Given task =
Lines containing the string "Female" are to be counted; report the total by itself.

Raw data =
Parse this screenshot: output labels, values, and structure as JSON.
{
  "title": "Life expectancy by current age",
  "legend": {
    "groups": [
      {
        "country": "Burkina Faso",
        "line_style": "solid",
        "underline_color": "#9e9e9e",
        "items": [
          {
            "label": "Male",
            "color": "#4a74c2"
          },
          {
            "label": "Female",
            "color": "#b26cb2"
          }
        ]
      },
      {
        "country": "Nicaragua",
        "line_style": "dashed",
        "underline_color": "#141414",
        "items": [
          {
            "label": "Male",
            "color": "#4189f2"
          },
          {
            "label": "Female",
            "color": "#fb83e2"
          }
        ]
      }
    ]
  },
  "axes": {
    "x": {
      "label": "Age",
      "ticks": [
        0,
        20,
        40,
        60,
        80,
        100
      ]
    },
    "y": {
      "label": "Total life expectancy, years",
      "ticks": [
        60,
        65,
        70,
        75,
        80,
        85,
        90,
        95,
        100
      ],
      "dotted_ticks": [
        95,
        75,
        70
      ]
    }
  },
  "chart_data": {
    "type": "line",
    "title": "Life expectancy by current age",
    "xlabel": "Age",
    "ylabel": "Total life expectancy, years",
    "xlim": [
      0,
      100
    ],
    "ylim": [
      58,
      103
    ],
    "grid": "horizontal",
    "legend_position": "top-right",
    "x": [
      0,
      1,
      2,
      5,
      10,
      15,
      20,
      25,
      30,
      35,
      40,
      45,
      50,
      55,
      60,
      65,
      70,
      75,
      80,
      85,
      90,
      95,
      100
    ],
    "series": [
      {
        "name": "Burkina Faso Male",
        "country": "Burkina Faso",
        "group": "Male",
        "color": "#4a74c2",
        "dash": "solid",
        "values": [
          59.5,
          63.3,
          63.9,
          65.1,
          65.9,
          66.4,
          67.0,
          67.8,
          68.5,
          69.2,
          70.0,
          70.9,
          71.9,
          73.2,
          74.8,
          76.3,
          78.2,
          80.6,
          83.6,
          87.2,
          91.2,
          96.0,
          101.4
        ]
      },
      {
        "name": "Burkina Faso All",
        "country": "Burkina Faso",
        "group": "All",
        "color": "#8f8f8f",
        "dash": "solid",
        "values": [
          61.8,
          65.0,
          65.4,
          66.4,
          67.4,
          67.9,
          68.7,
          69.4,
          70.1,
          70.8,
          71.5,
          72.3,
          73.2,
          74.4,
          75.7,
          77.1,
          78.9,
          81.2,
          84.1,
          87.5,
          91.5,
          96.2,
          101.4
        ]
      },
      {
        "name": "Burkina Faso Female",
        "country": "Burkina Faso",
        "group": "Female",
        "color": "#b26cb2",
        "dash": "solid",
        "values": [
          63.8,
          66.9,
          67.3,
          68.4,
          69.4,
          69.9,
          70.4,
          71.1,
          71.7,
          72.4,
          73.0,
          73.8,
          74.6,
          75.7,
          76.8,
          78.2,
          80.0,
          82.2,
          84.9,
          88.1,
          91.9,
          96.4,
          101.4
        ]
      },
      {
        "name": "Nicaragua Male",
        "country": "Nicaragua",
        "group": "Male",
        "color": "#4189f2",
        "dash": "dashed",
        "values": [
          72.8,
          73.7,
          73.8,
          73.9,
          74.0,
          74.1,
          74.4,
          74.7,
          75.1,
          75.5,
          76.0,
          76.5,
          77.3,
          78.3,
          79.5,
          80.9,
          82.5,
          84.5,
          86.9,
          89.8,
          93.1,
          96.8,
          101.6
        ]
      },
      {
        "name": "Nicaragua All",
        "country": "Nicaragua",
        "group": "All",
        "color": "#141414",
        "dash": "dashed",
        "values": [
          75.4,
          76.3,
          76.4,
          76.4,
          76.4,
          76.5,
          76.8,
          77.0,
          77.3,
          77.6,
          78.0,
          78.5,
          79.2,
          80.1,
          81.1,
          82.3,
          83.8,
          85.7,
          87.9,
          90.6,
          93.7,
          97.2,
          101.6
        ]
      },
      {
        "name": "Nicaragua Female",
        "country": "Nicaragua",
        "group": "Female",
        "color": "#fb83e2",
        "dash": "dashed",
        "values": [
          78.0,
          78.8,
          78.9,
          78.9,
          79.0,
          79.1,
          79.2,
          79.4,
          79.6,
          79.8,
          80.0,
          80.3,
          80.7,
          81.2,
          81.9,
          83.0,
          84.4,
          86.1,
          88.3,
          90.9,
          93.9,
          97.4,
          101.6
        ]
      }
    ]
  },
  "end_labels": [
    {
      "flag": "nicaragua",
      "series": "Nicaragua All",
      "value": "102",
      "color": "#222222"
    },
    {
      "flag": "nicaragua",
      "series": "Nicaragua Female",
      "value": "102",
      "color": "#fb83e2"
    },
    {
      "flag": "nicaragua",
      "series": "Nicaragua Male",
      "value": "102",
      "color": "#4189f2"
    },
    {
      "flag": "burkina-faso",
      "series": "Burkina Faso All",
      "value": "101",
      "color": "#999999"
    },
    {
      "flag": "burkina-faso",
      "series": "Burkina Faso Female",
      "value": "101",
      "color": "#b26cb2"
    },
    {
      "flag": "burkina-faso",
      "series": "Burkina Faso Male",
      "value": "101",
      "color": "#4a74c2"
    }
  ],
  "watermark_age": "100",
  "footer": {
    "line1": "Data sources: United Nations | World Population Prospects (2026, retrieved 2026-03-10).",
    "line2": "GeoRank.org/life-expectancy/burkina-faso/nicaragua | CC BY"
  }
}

---

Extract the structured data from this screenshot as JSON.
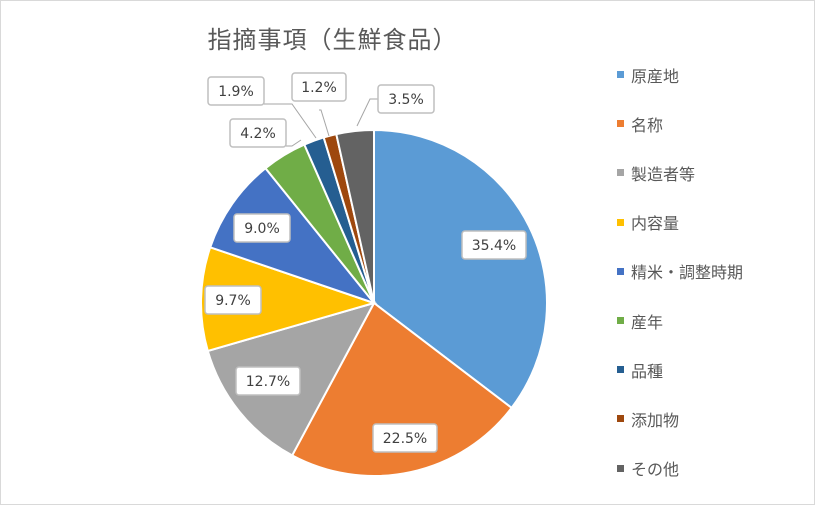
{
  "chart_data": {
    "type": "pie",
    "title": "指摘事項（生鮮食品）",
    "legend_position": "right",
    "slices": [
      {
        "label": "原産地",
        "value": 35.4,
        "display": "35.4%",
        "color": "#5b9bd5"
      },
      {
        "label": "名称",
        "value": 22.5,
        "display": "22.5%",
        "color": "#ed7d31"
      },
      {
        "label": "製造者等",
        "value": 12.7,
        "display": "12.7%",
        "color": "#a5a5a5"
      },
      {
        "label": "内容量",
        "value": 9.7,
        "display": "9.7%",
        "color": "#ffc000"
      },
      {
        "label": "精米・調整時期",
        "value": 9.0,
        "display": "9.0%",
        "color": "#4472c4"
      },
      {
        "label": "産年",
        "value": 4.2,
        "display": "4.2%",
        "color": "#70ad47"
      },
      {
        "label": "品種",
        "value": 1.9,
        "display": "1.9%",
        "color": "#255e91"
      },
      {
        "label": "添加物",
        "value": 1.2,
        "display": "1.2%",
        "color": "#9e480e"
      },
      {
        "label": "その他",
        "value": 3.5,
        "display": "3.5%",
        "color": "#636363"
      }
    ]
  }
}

Final answer =
8